**What you should do:** Write out the records word for word, with no pictures.

**Input data:**

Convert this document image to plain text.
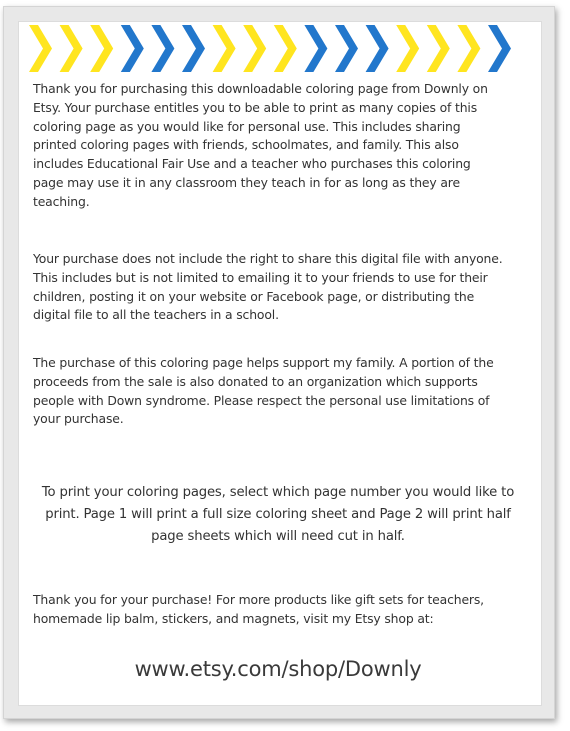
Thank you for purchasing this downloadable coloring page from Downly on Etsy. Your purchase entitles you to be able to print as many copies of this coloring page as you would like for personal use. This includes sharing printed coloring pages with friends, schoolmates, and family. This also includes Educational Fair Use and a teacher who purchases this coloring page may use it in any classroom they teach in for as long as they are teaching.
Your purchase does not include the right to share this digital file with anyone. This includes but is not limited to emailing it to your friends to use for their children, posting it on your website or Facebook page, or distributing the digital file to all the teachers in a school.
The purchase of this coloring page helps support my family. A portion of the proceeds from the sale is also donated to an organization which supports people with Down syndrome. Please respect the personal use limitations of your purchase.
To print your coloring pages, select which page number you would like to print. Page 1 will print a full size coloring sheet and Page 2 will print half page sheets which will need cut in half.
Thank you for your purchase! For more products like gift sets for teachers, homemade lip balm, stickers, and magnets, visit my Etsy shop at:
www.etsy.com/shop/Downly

**Task answer:**
Convert this document image to plain text.
Thank you for purchasing this downloadable coloring page from Downly on Etsy. Your purchase entitles you to be able to print as many copies of this coloring page as you would like for personal use. This includes sharing printed coloring pages with friends, schoolmates, and family. This also includes Educational Fair Use and a teacher who purchases this coloring page may use it in any classroom they teach in for as long as they are teaching.
Your purchase does not include the right to share this digital file with anyone. This includes but is not limited to emailing it to your friends to use for their children, posting it on your website or Facebook page, or distributing the digital file to all the teachers in a school.
The purchase of this coloring page helps support my family. A portion of the proceeds from the sale is also donated to an organization which supports people with Down syndrome. Please respect the personal use limitations of your purchase.
To print your coloring pages, select which page number you would like to print. Page 1 will print a full size coloring sheet and Page 2 will print half page sheets which will need cut in half.
Thank you for your purchase! For more products like gift sets for teachers, homemade lip balm, stickers, and magnets, visit my Etsy shop at:
www.etsy.com/shop/Downly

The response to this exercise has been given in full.